Desde estas columnas propiciamos la recuperación industrial y una de las prioridades debería ser la consolidación de la Fábrica Militar de Aviones, en las afueras de la ciudad de Córdoba, establecimiento que muy pronto -el 10 de octubre de 2027- cumplirá un siglo de vida.
En rigor, este polo ahora tiene el nombre de Fábrica Argentina de Aviones Brigadier San Martín SA (FAdeA), pero sigue siendo el símbolo de la potencialidad industrial aeronáutica argentina, que en su momento se convirtió en el primer centro de ese tipo en América del Sur, aunque en la actualidad se encuentre en una declinación peligrosa.
E1 país y sus máximas autoridades tienen que apostar a la continuidad de esta empresa, cuyo desarrollo y alto nivel de tecnología nos recuerda a Yacimientos Petrolíferos Fiscales (YPF), aunque naturalmente sus producciones y objetivos sean distintos.

* **TAREA A**:
Copia del texto sobre la fábrica de aviones todo el tramo que va desde "Desde estas columnas" hasta "una declinación peligrosa.", y sustituye "Córdoba" por "Rosario".
* **TAREA B**:
Según el texto sobre la fábrica de aviones, ¿qué nombre tiene ahora ese polo industrial?
* **TAREA C**:
Continúa el texto sobre la fábrica de aviones a partir de su última oración.

(Datos de segmentación de página)

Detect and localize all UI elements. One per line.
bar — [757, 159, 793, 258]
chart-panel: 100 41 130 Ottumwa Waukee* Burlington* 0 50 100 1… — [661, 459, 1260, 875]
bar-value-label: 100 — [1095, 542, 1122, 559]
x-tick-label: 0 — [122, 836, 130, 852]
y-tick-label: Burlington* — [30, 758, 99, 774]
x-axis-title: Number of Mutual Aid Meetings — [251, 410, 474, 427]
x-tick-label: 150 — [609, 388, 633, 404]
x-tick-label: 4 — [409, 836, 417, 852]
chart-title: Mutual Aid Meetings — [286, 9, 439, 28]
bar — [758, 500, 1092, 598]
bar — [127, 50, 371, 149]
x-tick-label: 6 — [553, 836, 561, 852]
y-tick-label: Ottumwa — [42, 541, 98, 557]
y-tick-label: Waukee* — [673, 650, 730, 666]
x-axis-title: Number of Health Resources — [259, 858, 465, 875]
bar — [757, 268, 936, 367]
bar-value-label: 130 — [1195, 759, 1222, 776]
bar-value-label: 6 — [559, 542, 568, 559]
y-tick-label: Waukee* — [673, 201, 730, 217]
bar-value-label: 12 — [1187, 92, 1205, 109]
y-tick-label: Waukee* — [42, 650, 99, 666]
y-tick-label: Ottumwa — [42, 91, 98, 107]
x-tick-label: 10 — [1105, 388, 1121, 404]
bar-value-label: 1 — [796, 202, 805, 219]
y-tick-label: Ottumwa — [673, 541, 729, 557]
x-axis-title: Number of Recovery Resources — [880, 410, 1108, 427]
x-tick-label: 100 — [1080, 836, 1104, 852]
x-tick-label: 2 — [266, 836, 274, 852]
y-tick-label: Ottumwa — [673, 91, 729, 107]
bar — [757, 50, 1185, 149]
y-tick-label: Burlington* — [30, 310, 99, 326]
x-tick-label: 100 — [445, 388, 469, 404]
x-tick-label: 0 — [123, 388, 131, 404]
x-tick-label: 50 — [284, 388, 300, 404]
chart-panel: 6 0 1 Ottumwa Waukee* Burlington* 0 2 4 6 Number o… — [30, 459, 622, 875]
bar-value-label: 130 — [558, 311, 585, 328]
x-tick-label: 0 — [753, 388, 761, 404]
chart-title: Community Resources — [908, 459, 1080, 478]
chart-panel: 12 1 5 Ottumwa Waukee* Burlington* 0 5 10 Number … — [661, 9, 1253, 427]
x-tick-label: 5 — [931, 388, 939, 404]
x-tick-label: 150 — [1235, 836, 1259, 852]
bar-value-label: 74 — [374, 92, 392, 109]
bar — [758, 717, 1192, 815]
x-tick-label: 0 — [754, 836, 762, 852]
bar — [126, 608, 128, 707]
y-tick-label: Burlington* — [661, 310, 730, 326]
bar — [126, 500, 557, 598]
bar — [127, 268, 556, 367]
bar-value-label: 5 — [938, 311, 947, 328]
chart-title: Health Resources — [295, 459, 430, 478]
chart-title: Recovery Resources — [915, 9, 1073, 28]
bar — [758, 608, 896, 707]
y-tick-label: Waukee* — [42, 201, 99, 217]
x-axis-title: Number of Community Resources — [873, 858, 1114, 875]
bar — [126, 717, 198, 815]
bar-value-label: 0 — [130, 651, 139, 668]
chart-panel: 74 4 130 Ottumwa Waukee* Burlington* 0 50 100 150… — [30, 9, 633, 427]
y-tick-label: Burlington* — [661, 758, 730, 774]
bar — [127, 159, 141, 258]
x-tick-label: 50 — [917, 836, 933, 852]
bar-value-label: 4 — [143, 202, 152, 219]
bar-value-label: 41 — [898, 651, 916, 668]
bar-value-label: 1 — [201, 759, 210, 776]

* **RESPUESTA A**:
Desde estas columnas propiciamos la recuperación industrial y una de las prioridades debería ser la consolidación de la Fábrica Militar de Aviones, en las afueras de la ciudad de Rosario, establecimiento que muy pronto -el 10 de octubre de 2027- cumplirá un siglo de vida.
En rigor, este polo ahora tiene el nombre de Fábrica Argentina de Aviones Brigadier San Martín SA (FAdeA), pero sigue siendo el símbolo de la potencialidad industrial aeronáutica argentina, que en su momento se convirtió en el primer centro de ese tipo en América del Sur, aunque en la actualidad se encuentre en una declinación peligrosa.

* **RESPUESTA B**:
Fábrica Argentina de Aviones Brigadier San Martín SA (FAdeA).

* **RESPUESTA C**:
La administración federal compró recientemente por una cifra importante aviones Lockheed F-16, provenientes de Dinamarca, máquinas que cursan cuarenta años de operación.
Por supuesto que no estamos en condiciones de construir estos aparatos en Argentina. Se los adquirió por “razones estratégicas” y porque nuestros aviadores militares se estaban quedando sin material para entrenar y volar. Esta adquisición devuelve al país la capacidad supersónica que se había perdido con la baja de los franceses Mirage.
Sin embargo, nos preguntamos qué hubiera pasado si una inversión similar se habría destinado también a actualizar y vigorizar la planta de Córdoba, instalaciones que con refuerzos tecnológicos y de personal estaría en condiciones de volver a construir aviones de entrenamiento, tanto primarios como avanzados, como el IA-58 Pucará y el IA-63 Pampa. Debe aclararse que nunca estuvo de por medio que en estas instalaciones construyeran aviones de combate.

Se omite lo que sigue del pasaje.